** Begin **

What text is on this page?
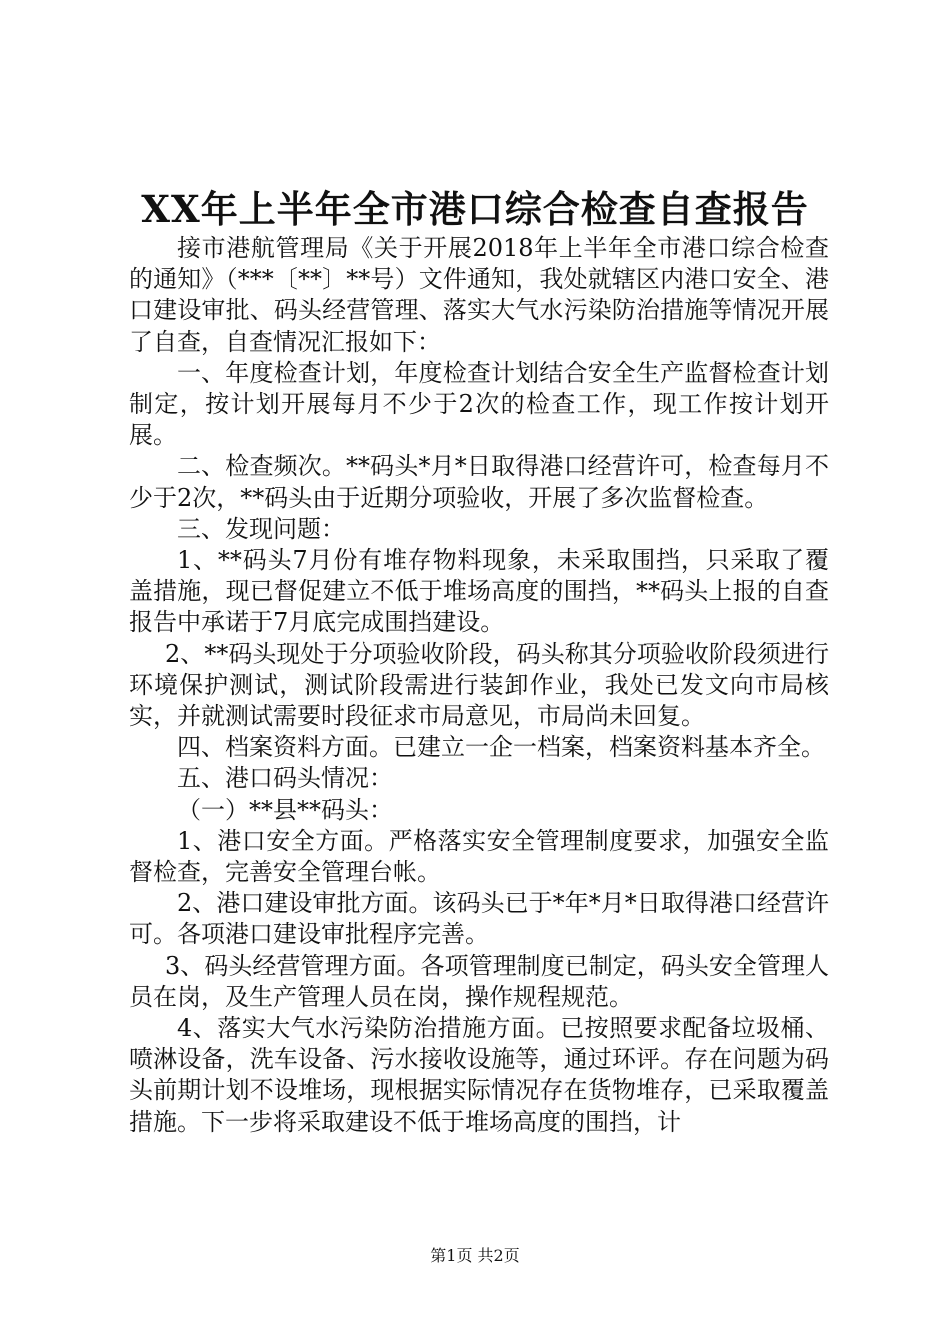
XX年上半年全市港口综合检查自查报告

接市港航管理局《关于开展2018年上半年全市港口综合检查的通知》（***〔**〕**号）文件通知，我处就辖区内港口安全、港口建设审批、码头经营管理、落实大气水污染防治措施等情况开展了自查，自查情况汇报如下：

一、年度检查计划，年度检查计划结合安全生产监督检查计划制定，按计划开展每月不少于2次的检查工作，现工作按计划开展。

二、检查频次。**码头*月*日取得港口经营许可，检查每月不少于2次，**码头由于近期分项验收，开展了多次监督检查。

三、发现问题：

1、**码头7月份有堆存物料现象，未采取围挡，只采取了覆盖措施，现已督促建立不低于堆场高度的围挡，**码头上报的自查报告中承诺于7月底完成围挡建设。

2、**码头现处于分项验收阶段，码头称其分项验收阶段须进行环境保护测试，测试阶段需进行装卸作业，我处已发文向市局核实，并就测试需要时段征求市局意见，市局尚未回复。

四、档案资料方面。已建立一企一档案，档案资料基本齐全。

五、港口码头情况：

（一）**县**码头：

1、港口安全方面。严格落实安全管理制度要求，加强安全监督检查，完善安全管理台帐。

2、港口建设审批方面。该码头已于*年*月*日取得港口经营许可。各项港口建设审批程序完善。

3、码头经营管理方面。各项管理制度已制定，码头安全管理人员在岗，及生产管理人员在岗，操作规程规范。

4、落实大气水污染防治措施方面。已按照要求配备垃圾桶、喷淋设备，洗车设备、污水接收设施等，通过环评。存在问题为码头前期计划不设堆场，现根据实际情况存在货物堆存，已采取覆盖措施。下一步将采取建设不低于堆场高度的围挡，计

第1页 共2页
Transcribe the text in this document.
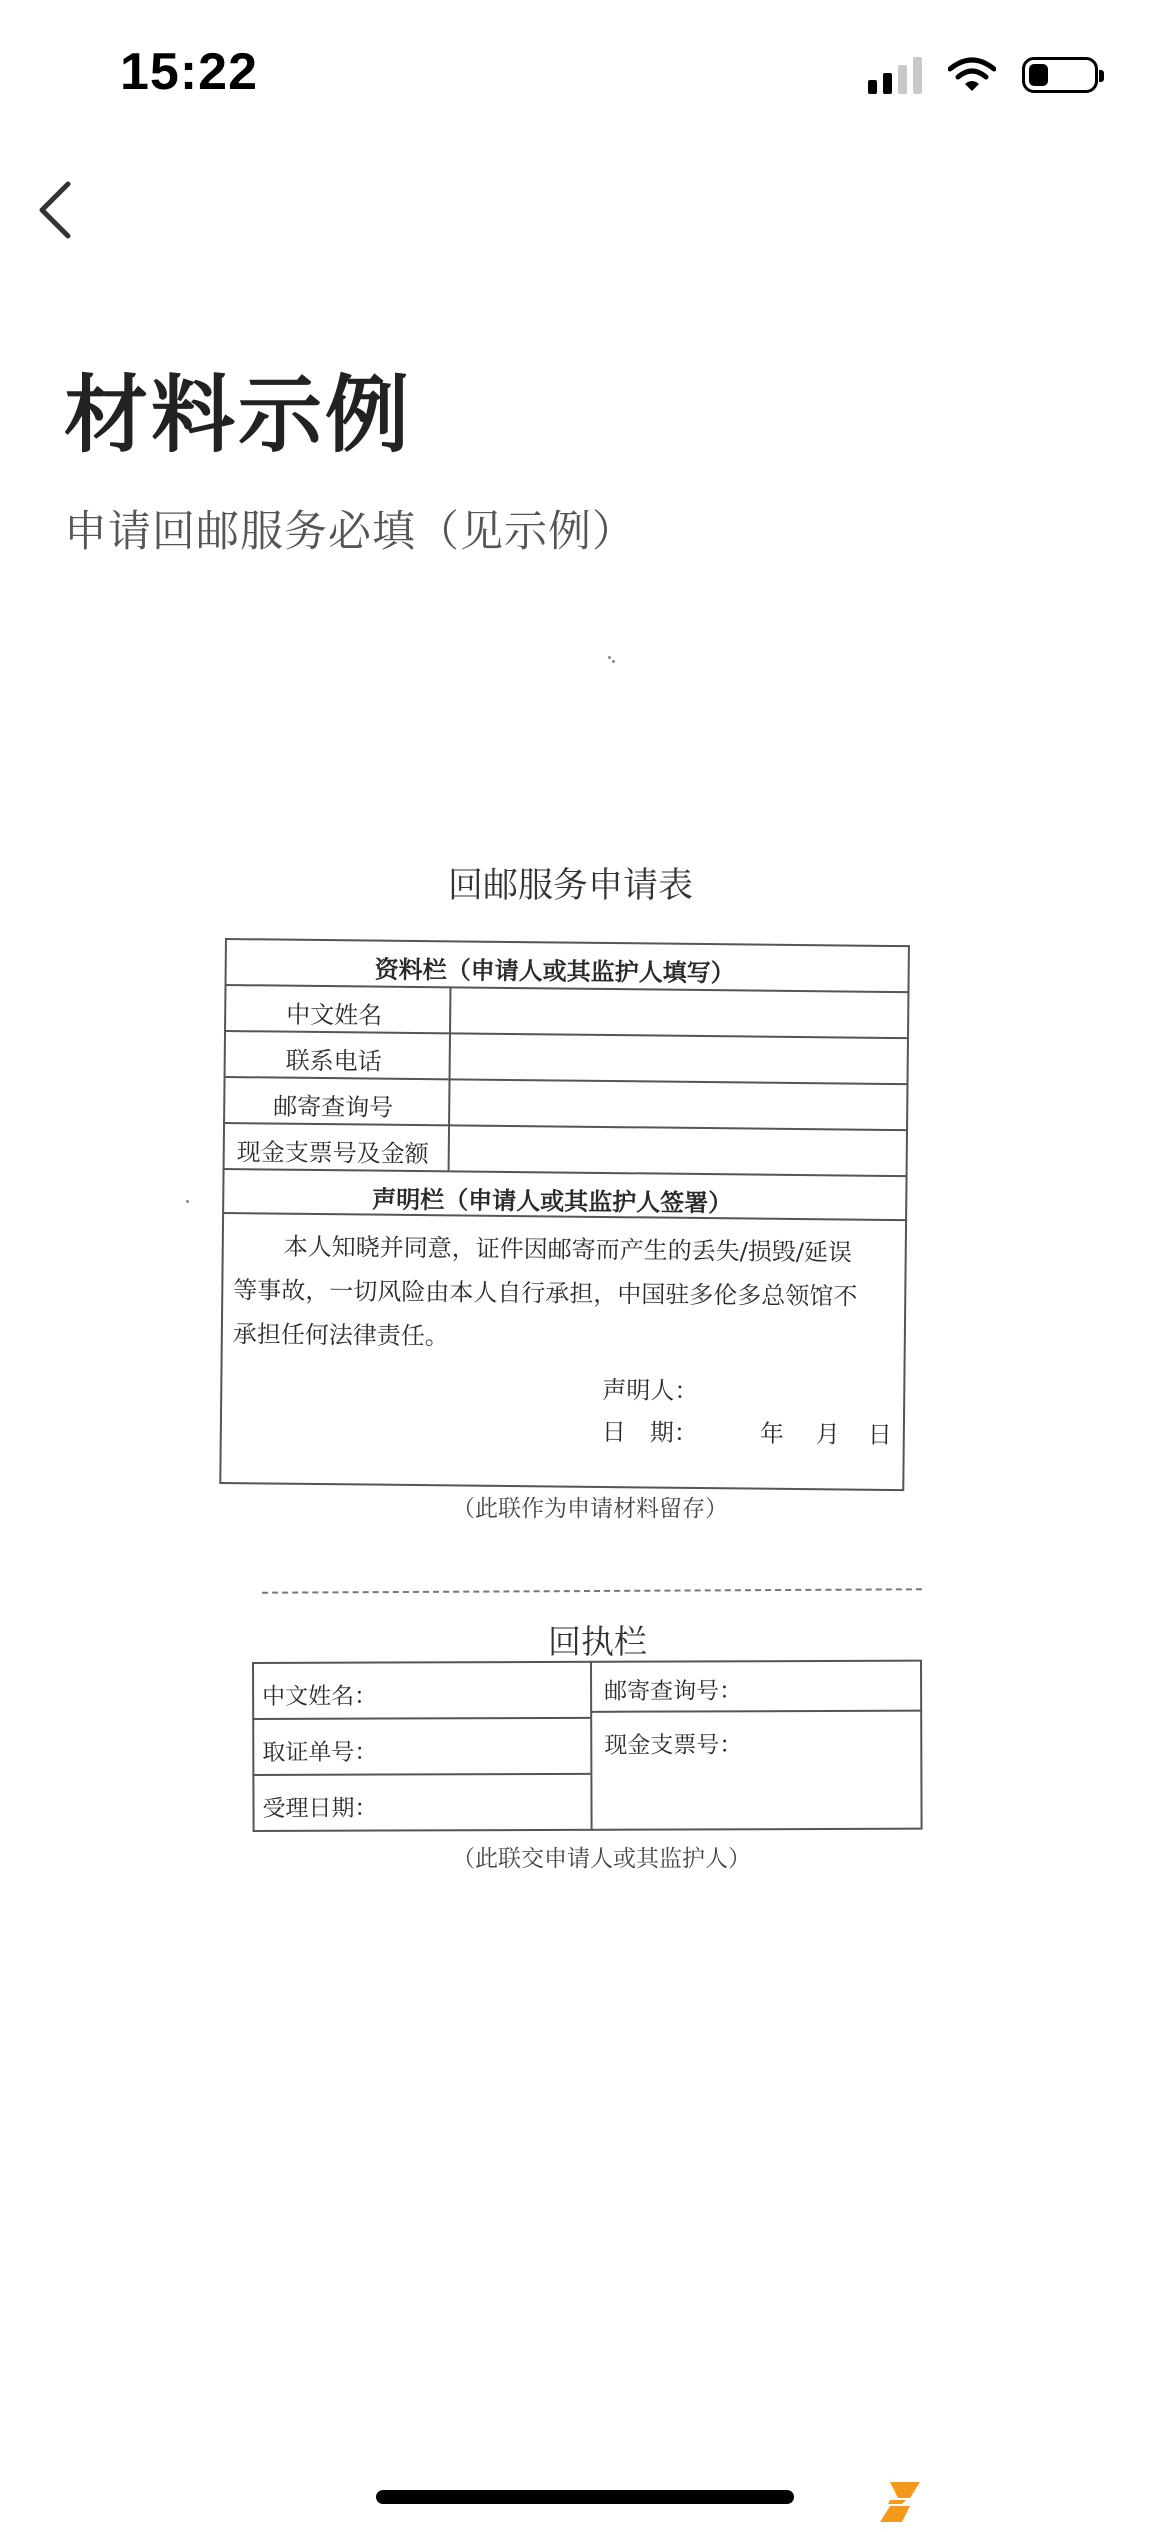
15:22
材料示例
申请回邮服务必填（见示例）
回邮服务申请表
资料栏（申请人或其监护人填写）
中文姓名
联系电话
邮寄查询号
现金支票号及金额
声明栏（申请人或其监护人签署）
本人知晓并同意，证件因邮寄而产生的丢失/损毁/延误
等事故，一切风险由本人自行承担，中国驻多伦多总领馆不
承担任何法律责任。
声明人：
日　期：	年 月 日
（此联作为申请材料留存）
回执栏
中文姓名：
取证单号：
受理日期：
邮寄查询号：
现金支票号：
（此联交申请人或其监护人）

** End **

◆ **Task prompt**: Extract each line from the listing that holds the word "text".

◆ **Task solution**:
What text is on this page?
Transcribe the text in this document.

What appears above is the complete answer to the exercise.